TASK DESCRIPTION
Go over the entries below line by line, copying each one that contains the word "KAIYUAN".

DATA SHOWN
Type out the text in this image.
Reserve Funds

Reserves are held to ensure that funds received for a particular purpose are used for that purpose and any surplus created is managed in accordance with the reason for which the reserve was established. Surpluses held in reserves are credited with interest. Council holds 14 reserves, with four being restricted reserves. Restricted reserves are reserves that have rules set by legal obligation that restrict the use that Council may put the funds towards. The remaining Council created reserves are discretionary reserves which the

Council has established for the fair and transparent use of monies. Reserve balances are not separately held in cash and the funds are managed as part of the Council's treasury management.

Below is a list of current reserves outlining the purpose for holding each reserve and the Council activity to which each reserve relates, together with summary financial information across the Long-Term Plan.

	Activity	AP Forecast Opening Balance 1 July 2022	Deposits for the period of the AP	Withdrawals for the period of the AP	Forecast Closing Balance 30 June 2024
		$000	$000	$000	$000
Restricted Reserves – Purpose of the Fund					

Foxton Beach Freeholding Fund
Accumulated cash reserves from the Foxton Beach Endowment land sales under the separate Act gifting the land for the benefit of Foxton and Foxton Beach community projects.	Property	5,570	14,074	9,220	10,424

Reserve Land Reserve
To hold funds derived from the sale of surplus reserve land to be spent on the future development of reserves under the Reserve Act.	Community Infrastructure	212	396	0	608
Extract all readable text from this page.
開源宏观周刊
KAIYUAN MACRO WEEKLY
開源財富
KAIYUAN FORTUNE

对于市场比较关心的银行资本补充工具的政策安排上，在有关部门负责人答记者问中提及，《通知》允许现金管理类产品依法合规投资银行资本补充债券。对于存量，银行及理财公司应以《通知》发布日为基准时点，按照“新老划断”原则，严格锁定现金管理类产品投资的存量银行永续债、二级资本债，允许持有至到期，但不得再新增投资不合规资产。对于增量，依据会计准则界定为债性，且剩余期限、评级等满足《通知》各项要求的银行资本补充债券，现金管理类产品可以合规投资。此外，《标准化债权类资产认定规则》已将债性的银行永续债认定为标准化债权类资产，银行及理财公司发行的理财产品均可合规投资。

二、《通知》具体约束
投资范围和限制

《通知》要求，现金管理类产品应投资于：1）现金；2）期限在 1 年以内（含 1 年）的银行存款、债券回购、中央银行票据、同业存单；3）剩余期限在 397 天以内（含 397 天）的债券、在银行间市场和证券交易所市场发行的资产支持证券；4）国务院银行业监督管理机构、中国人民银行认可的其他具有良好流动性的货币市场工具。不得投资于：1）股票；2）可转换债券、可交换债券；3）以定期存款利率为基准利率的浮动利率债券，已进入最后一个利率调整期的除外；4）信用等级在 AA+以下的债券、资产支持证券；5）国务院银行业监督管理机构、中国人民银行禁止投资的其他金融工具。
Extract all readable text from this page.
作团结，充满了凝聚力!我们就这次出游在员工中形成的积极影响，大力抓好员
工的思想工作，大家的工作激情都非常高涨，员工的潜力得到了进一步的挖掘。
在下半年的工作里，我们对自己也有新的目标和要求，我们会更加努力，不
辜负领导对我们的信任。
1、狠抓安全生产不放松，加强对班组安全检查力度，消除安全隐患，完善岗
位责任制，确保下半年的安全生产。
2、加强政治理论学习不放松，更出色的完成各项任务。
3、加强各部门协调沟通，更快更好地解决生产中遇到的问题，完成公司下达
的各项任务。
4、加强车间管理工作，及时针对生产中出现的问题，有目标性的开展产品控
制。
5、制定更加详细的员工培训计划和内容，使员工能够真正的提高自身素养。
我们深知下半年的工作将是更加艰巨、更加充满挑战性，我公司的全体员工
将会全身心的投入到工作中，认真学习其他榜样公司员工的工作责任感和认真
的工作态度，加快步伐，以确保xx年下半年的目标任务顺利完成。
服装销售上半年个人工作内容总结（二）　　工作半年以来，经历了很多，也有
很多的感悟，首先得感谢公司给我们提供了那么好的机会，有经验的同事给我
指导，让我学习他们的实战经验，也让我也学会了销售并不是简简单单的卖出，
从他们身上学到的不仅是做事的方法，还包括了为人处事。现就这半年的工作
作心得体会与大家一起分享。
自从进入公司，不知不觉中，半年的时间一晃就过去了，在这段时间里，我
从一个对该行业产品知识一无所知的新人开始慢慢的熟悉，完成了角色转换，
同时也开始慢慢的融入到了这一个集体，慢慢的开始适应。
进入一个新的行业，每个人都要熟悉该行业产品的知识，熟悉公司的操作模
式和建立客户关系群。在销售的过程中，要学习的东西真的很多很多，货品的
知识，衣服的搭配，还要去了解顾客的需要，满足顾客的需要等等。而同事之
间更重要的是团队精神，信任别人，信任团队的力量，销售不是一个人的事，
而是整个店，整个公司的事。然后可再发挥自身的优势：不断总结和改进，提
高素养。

ANSWER IN FULL
KAIYUAN MACRO WEEKLY
KAIYUAN FORTUNE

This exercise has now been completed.